DIRECTIONS ▸ Identify each line holding the string "JSON" and copy it.

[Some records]
>> Start

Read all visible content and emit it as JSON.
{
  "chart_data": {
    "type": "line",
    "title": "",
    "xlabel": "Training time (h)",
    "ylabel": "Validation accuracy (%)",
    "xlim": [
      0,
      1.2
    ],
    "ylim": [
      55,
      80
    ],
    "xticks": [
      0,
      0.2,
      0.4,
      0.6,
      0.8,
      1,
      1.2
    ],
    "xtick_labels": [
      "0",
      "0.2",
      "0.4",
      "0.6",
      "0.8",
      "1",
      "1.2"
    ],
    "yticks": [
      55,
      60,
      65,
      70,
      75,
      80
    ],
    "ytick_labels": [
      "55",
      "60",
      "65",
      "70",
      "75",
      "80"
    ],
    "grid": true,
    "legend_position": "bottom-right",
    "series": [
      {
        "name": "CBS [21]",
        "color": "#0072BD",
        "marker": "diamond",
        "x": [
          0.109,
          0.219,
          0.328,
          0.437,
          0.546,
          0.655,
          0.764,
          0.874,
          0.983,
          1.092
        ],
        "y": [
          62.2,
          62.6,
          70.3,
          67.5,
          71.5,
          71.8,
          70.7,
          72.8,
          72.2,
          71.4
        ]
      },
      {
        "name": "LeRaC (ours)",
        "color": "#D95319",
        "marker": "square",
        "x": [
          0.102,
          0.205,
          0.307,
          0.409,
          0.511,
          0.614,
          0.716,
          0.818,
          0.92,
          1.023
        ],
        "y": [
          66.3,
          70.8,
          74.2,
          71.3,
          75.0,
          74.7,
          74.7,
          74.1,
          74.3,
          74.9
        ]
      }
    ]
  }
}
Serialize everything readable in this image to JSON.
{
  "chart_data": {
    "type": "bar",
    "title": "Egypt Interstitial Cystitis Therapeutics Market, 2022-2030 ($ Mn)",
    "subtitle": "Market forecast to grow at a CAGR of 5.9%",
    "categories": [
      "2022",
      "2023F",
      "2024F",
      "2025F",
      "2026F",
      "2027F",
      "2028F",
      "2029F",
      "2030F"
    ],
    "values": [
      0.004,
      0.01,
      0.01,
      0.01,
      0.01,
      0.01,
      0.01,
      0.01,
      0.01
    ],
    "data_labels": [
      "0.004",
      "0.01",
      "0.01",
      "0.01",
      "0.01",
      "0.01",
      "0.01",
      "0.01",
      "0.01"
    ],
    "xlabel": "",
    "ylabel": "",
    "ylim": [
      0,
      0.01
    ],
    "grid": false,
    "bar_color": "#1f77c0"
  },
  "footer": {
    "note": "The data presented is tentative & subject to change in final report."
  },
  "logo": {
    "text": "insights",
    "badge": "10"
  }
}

>> End

RESPONSE TO THIS TASK ▸
Read all visible content and emit it as JSON.
Serialize everything readable in this image to JSON.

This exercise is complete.